### EXTRAIT DU DOCUMENT

────────────────

3. N’intentez pas de poursuite contre vos propres clients. Plusieurs sociétés ciblées par les organisations pirates, de Monsanto à Sony Music et Universal Pictures, ont entrepris des poursuites contre certains de leurs clients (parfois par l’intermédiaire des associations de leurs industries, ce qui nous renvoie au point 1 ci-dessus). Les stratégies d’affaires obéissent parfois au simple bon sens : si vous poursuivez vos clients cibles, vos chances de survie à long terme diminuent considérablement.

4. Faites un pacte avec le diable (et ne soyez pas diabolique). Il est parfois profitable pour des entreprises de s’allier, de manière tacite et temporaire, avec des organisations pirates qui contribuent à l’émergence d’occasions d’affaires. Bien que parfois suspectée d’une tendance au monopole, Google a tout intérêt à harmoniser ses positions à celles d’Anonymous, quand cette organisation défend des principes compatibles avec sa stratégie commerciale (par exemple, les protestations contre les droits d’auteurs des cyberpirates s’harmonisent parfaitement aux visées de Google de numériser tous les livres jamais publiés sur Terre). Cependant, Google a également conclu une alliance stratégique avec l’Agence de sécurité nationale des Etats-Unis pour trouver les sources des cyberattaques perpétrées contre les comptes Gmail.

────────────────

### ENTRÉES FOURNIES
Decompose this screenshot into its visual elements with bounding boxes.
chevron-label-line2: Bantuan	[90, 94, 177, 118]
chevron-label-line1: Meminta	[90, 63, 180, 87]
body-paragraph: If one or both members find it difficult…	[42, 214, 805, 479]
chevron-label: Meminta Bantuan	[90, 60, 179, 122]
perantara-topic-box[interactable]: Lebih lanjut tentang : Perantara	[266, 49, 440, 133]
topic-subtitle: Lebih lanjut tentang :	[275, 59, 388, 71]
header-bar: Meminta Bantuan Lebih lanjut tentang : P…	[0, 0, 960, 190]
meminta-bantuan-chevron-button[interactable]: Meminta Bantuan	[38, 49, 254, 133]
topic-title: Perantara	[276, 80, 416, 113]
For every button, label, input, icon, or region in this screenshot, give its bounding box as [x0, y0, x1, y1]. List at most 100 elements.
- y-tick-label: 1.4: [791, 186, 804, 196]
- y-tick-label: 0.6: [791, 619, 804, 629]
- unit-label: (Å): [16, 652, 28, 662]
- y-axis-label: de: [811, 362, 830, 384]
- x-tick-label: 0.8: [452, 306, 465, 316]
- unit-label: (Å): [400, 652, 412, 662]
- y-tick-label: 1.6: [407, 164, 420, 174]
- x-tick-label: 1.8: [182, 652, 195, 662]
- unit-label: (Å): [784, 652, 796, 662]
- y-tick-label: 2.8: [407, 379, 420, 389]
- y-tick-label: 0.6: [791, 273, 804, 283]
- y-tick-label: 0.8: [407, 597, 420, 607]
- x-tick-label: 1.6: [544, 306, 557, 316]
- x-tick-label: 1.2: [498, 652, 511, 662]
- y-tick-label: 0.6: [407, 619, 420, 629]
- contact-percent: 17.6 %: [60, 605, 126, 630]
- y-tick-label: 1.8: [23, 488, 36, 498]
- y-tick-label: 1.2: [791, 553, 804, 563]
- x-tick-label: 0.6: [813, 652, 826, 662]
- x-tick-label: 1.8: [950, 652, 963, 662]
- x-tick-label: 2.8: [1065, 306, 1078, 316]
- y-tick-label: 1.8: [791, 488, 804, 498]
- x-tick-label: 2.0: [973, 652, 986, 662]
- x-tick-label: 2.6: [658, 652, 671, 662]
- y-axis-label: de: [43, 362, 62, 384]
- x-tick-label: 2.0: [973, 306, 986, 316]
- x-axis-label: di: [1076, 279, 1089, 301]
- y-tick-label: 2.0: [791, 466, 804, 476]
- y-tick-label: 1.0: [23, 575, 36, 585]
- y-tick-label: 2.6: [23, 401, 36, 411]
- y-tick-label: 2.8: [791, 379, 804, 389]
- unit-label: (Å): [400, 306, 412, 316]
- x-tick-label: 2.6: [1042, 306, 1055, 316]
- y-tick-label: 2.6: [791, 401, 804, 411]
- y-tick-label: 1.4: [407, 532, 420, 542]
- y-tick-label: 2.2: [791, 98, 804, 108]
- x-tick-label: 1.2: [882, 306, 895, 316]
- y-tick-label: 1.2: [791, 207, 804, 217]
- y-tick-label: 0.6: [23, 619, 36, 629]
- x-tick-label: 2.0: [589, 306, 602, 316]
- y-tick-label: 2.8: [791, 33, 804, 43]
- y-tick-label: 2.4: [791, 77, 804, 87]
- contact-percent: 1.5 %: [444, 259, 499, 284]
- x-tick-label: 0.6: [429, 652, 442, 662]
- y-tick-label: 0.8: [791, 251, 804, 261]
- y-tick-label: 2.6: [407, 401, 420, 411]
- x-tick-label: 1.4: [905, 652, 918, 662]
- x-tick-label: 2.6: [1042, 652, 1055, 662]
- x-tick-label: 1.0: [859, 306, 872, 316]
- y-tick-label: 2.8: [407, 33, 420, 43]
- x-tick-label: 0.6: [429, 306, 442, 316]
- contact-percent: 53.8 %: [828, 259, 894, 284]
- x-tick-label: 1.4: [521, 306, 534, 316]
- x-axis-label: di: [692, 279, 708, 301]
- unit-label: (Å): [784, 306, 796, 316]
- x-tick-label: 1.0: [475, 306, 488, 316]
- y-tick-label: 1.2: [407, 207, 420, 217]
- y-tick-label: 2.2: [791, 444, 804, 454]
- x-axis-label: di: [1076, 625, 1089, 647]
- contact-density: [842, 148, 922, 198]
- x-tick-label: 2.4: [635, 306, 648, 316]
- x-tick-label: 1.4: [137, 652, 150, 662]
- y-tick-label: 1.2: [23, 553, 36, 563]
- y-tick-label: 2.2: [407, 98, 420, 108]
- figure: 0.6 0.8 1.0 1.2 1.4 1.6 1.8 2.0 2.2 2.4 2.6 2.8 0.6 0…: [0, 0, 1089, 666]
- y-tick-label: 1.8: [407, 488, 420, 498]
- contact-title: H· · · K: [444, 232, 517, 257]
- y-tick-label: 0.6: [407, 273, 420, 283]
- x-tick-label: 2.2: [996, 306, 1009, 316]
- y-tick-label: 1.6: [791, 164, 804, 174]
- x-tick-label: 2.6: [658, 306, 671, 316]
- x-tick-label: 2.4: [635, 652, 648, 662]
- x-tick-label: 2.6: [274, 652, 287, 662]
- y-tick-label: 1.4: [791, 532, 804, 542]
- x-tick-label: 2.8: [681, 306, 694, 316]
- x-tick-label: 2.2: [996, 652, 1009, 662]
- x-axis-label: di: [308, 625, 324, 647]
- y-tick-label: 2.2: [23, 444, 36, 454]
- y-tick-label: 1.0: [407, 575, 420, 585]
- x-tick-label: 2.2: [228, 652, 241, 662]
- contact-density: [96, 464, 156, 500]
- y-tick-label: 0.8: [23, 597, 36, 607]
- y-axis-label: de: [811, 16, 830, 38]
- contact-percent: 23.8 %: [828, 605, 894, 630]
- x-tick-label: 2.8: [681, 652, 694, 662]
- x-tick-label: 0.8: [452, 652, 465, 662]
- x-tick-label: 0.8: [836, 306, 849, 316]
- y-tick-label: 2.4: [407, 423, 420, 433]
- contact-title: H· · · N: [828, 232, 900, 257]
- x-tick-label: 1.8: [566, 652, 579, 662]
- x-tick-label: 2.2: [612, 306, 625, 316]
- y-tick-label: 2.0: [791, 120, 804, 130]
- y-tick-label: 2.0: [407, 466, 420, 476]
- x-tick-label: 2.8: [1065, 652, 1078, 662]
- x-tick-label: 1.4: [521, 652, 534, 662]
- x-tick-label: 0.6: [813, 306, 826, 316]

────────────────

### ACTIONS À RÉALISER
1: Relevez toutes les sociétés, organisations et agences nommées dans l'extrait sur les organisations pirates.
2: Poursuivez l'extrait sur les organisations pirates après sa dernière phrase.
Les entrées n'ont aucun rôle dans ce travail.

### ENSEMBLE DES RÉPONSES
1: Monsanto, Sony Music, Universal Pictures, Google, Anonymous, Agence de sécurité nationale des Etats-Unis

2:
5. Ne freinez pas le progrès. Si votre entreprise compte de manière abusive sur des pratiques de type monopolistique, comme les contrats d’exclusivité à long terme, les brevets, le verrouillage numérique (gestion des droits numériques) ou les normes délibérément incompatibles, cela ralentira la diffusion du savoir et l’innovation. Si vous avez de la chance, cela ne fera que réduire vos profits – il suffit de comparer la récente évolution des technologies et des ventes du BlackBerry OS, un logiciel protégé, à celles du logiciel ouvert Android OS. Si vous avez moins de chance, les organisations pirates vous montreront leur force (pensez à Napster), ayant toujours une longueur d’avance et se montrant plus futées, sans vous verser le moindre sou.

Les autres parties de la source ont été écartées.